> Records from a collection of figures
....
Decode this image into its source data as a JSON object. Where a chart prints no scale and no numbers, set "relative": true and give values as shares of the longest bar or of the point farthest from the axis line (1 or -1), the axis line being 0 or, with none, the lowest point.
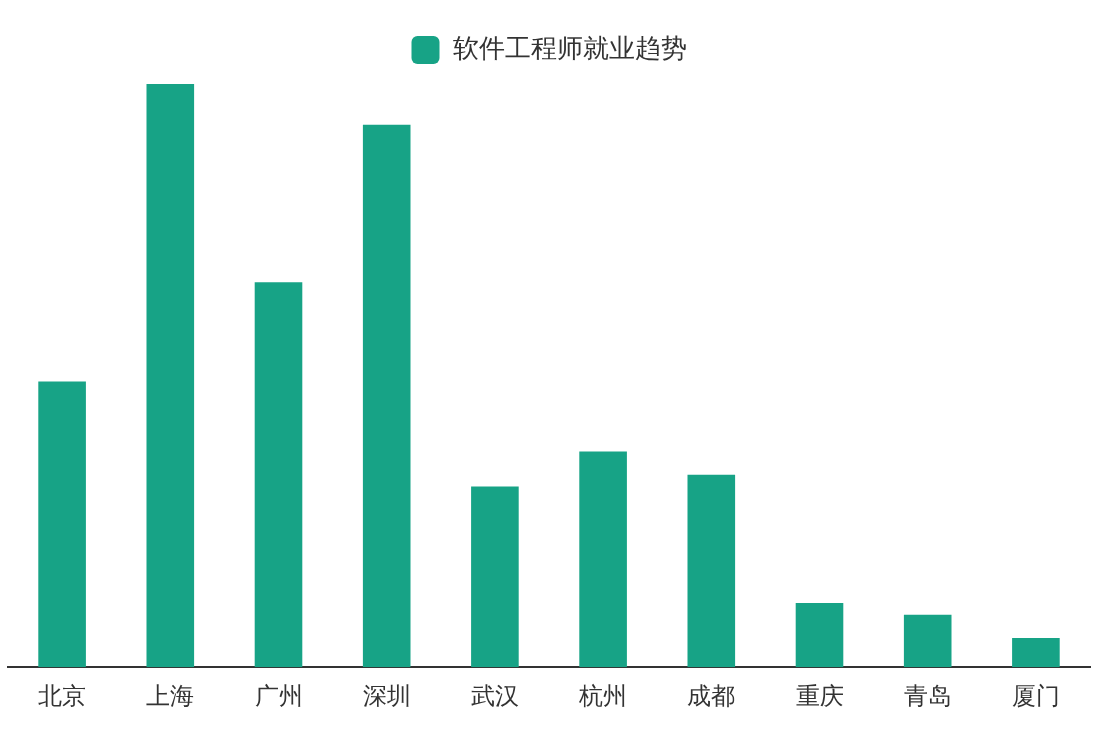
{
  "chart_data": {
    "type": "bar",
    "relative": true,
    "categories": [
      "北京",
      "上海",
      "广州",
      "深圳",
      "武汉",
      "杭州",
      "成都",
      "重庆",
      "青岛",
      "厦门"
    ],
    "series": [
      {
        "name": "软件工程师就业趋势",
        "color": "#17a386",
        "values": [
          0.49,
          1,
          0.66,
          0.93,
          0.31,
          0.37,
          0.33,
          0.11,
          0.09,
          0.05
        ]
      }
    ],
    "legend": "top",
    "grid": false
  }
}
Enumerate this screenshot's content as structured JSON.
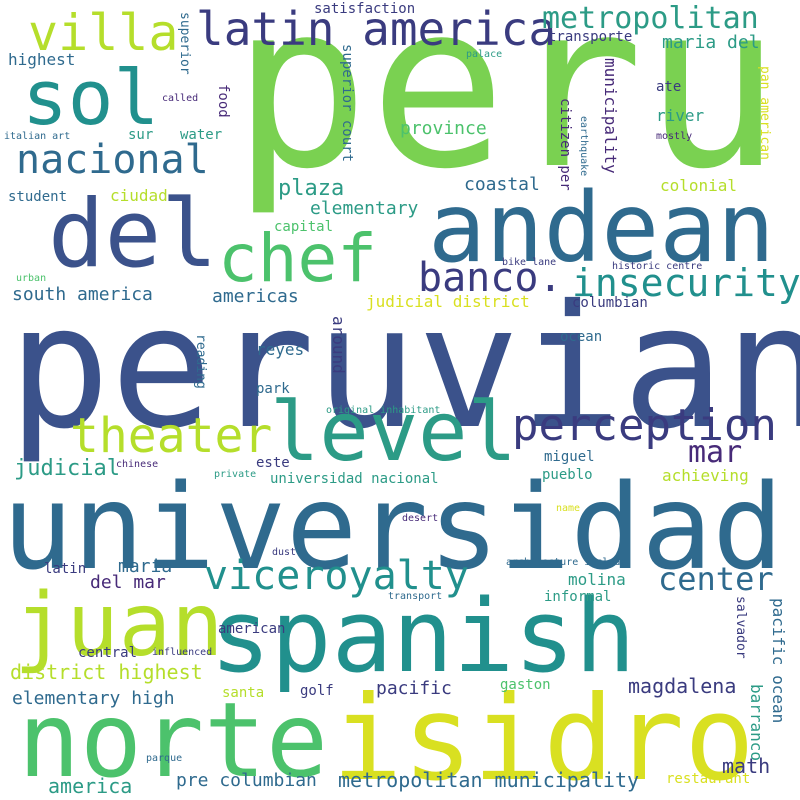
{
  "words": {
    "peru": "peru",
    "peruvian": "peruvian",
    "universidad": "universidad",
    "spanish": "spanish",
    "andean": "andean",
    "isidro": "isidro",
    "norte": "norte",
    "juan": "juan",
    "del": "del",
    "sol": "sol",
    "level": "level",
    "chef": "chef",
    "latin_america": "latin america",
    "villa": "villa",
    "metropolitan": "metropolitan",
    "nacional": "nacional",
    "perception": "perception",
    "theater": "theater",
    "viceroyalty": "viceroyalty",
    "insecurity": "insecurity",
    "banco": "banco.",
    "center": "center",
    "mar": "mar",
    "magdalena": "magdalena",
    "plaza": "plaza",
    "province": "province",
    "coastal": "coastal",
    "south_america": "south america",
    "americas": "americas",
    "elementary": "elementary",
    "judicial": "judicial",
    "maria": "maria",
    "del_mar": "del mar",
    "molina": "molina",
    "district_highest": "district highest",
    "elementary_high": "elementary high",
    "pacific": "pacific",
    "pre_columbian": "pre columbian",
    "metropolitan_municipality": "metropolitan municipality",
    "america": "america",
    "math": "math",
    "maria_del": "maria del",
    "highest": "highest",
    "municipality": "municipality",
    "superior_court": "superior court",
    "around": "around",
    "citizen_per": "citizen per",
    "colonial": "colonial",
    "capital": "capital",
    "reyes": "reyes",
    "park": "park",
    "reading": "reading",
    "student": "student",
    "ciudad": "ciudad",
    "sur": "sur",
    "water": "water",
    "food": "food",
    "superior": "superior",
    "satisfaction": "satisfaction",
    "transporte": "transporte",
    "palace": "palace",
    "ate": "ate",
    "river": "river",
    "mostly": "mostly",
    "pan_american": "pan american",
    "earthquake": "earthquake",
    "called": "called",
    "italian_art": "italian art",
    "judicial_district": "judicial district",
    "columbian": "columbian",
    "ocean": "ocean",
    "bike_lane": "bike lane",
    "historic_centre": "historic centre",
    "urban": "urban",
    "original_inhabitant": "original inhabitant",
    "este": "este",
    "miguel": "miguel",
    "pueblo": "pueblo",
    "achieving": "achieving",
    "chinese": "chinese",
    "private": "private",
    "universidad_nacional": "universidad nacional",
    "desert": "desert",
    "name": "name",
    "dust": "dust",
    "architecture_include": "architecture include",
    "latin": "latin",
    "transport": "transport",
    "informal": "informal",
    "pacific_ocean": "pacific ocean",
    "american": "american",
    "salvador": "salvador",
    "barranco": "barranco",
    "central": "central",
    "influenced": "influenced",
    "santa": "santa",
    "golf": "golf",
    "gaston": "gaston",
    "parque": "parque",
    "restaurant": "restaurant"
  },
  "colors": {
    "dark_indigo": "#3a3b7f",
    "purple": "#472a78",
    "blue": "#3b528b",
    "steel_blue": "#2f6a8e",
    "teal": "#21908d",
    "sea_green": "#2c9b86",
    "green": "#4cc26c",
    "lime": "#7ad151",
    "yellow_green": "#b5de2b",
    "yellow": "#d9e021"
  }
}
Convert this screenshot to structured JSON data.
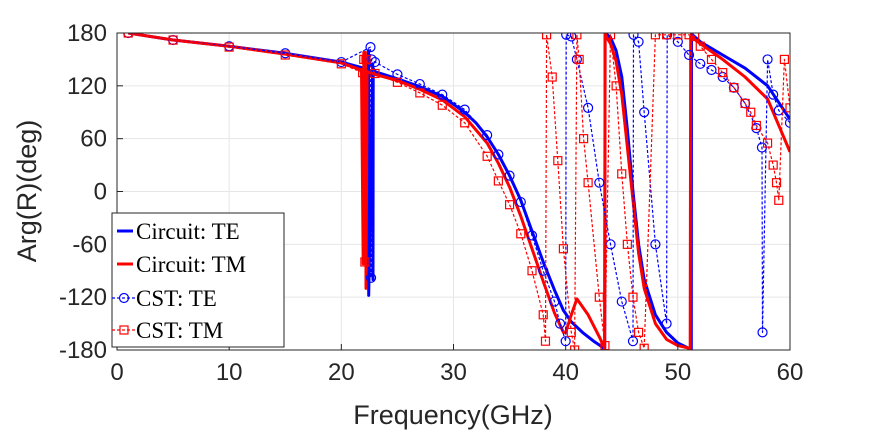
{
  "chart_data": {
    "type": "line",
    "xlabel": "Frequency(GHz)",
    "ylabel": "Arg(R)(deg)",
    "xlim": [
      0,
      60
    ],
    "ylim": [
      -180,
      180
    ],
    "xticks": [
      0,
      10,
      20,
      30,
      40,
      50,
      60
    ],
    "yticks": [
      180,
      120,
      60,
      0,
      -60,
      -120,
      -180
    ],
    "xtick_labels": [
      "0",
      "10",
      "20",
      "30",
      "40",
      "50",
      "60"
    ],
    "ytick_labels": [
      "180",
      "120",
      "60",
      "0",
      "-60",
      "-120",
      "-180"
    ],
    "grid": true,
    "legend_position": "bottom-left",
    "series": [
      {
        "name": "Circuit: TE",
        "color": "#0000ff",
        "style": "solid",
        "marker": "none",
        "x": [
          1,
          5,
          10,
          15,
          20,
          22,
          22.4,
          22.42,
          22.44,
          22.8,
          22.82,
          22.84,
          23,
          25,
          27,
          29,
          31,
          32,
          33,
          34,
          35,
          36,
          37,
          38,
          39,
          39.8,
          40.5,
          41.5,
          42.5,
          43.2,
          43.48,
          43.52,
          44,
          44.5,
          45,
          45.5,
          46,
          46.5,
          47,
          48,
          49,
          50,
          50.8,
          51.2,
          51.22,
          52,
          54,
          56,
          58,
          60
        ],
        "y": [
          180,
          172,
          165,
          157,
          147,
          140,
          137,
          160,
          -118,
          145,
          -100,
          140,
          136,
          128,
          119,
          108,
          90,
          78,
          62,
          42,
          18,
          -10,
          -45,
          -80,
          -112,
          -135,
          -148,
          -160,
          -170,
          -176,
          -179,
          180,
          175,
          160,
          130,
          70,
          0,
          -60,
          -100,
          -140,
          -160,
          -172,
          -177,
          -179,
          179,
          170,
          155,
          140,
          120,
          82
        ]
      },
      {
        "name": "Circuit: TM",
        "color": "#ff0000",
        "style": "solid",
        "marker": "none",
        "x": [
          1,
          5,
          10,
          15,
          20,
          21.8,
          21.95,
          22,
          22.05,
          22.15,
          22.2,
          22.3,
          23,
          25,
          27,
          29,
          31,
          33,
          34,
          35,
          36,
          37,
          38,
          39,
          39.8,
          40,
          40.5,
          41,
          42,
          43,
          43.48,
          43.52,
          44,
          44.5,
          45,
          45.5,
          46,
          46.5,
          47,
          48,
          49,
          50,
          51,
          51.1,
          51.15,
          52,
          54,
          56,
          58,
          60
        ],
        "y": [
          180,
          172,
          165,
          156,
          146,
          138,
          -82,
          158,
          -82,
          158,
          -110,
          136,
          133,
          126,
          116,
          104,
          85,
          55,
          32,
          5,
          -28,
          -65,
          -102,
          -138,
          -160,
          -160,
          -140,
          -122,
          -140,
          -165,
          -178,
          178,
          168,
          148,
          110,
          50,
          -10,
          -70,
          -110,
          -150,
          -168,
          -175,
          -178,
          -180,
          176,
          168,
          150,
          130,
          105,
          45
        ]
      },
      {
        "name": "CST: TE",
        "color": "#0000ff",
        "style": "dashed",
        "marker": "circle",
        "x": [
          1,
          5,
          10,
          15,
          20,
          22.6,
          22.65,
          22.7,
          23,
          25,
          27,
          29,
          31,
          33,
          34,
          35,
          36,
          37,
          38,
          39,
          39.5,
          40,
          40.05,
          40.5,
          41,
          42,
          43,
          44,
          45,
          46,
          46.05,
          46.5,
          47,
          48,
          49,
          49.05,
          50,
          51,
          52,
          53,
          54,
          55,
          56,
          57,
          57.5,
          57.55,
          58,
          58.5,
          59,
          60
        ],
        "y": [
          180,
          172,
          165,
          157,
          147,
          164,
          -98,
          150,
          147,
          133,
          122,
          110,
          93,
          64,
          42,
          18,
          -12,
          -50,
          -90,
          -125,
          -150,
          -170,
          178,
          176,
          150,
          95,
          10,
          -60,
          -125,
          -170,
          178,
          170,
          90,
          -60,
          -150,
          178,
          170,
          155,
          145,
          138,
          130,
          118,
          100,
          72,
          50,
          -160,
          150,
          110,
          92,
          78
        ]
      },
      {
        "name": "CST: TM",
        "color": "#ff0000",
        "style": "dashed",
        "marker": "square",
        "x": [
          1,
          5,
          10,
          15,
          20,
          21.9,
          22,
          22.1,
          22.2,
          23,
          25,
          27,
          29,
          31,
          33,
          34,
          35,
          36,
          37,
          38,
          38.2,
          38.3,
          38.8,
          39.3,
          39.8,
          40.5,
          40.8,
          41,
          41.2,
          41.6,
          42,
          43,
          43.5,
          44,
          44.5,
          45,
          45.5,
          46,
          46.5,
          47,
          48,
          49,
          50,
          51,
          51.5,
          52,
          53,
          54,
          55,
          56,
          56.5,
          57,
          58,
          58.5,
          58.8,
          59,
          59.5,
          60
        ],
        "y": [
          180,
          172,
          164,
          155,
          145,
          135,
          150,
          -80,
          150,
          134,
          124,
          112,
          98,
          78,
          40,
          12,
          -15,
          -48,
          -90,
          -140,
          -170,
          178,
          130,
          35,
          -65,
          -160,
          -180,
          178,
          150,
          60,
          10,
          -120,
          -175,
          178,
          120,
          20,
          -60,
          -120,
          -160,
          -178,
          178,
          178,
          178,
          178,
          176,
          165,
          150,
          135,
          118,
          100,
          90,
          75,
          55,
          30,
          10,
          -10,
          150,
          95
        ]
      }
    ]
  }
}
....
> What you will do
Return each line with "name".

> Reply to the exercise
        "name": "软件工程师就业趋势",
    "name": "name",
        "name": "Circuit: TE",
        "name": "Circuit: TM",
        "name": "CST: TE",
        "name": "CST: TM",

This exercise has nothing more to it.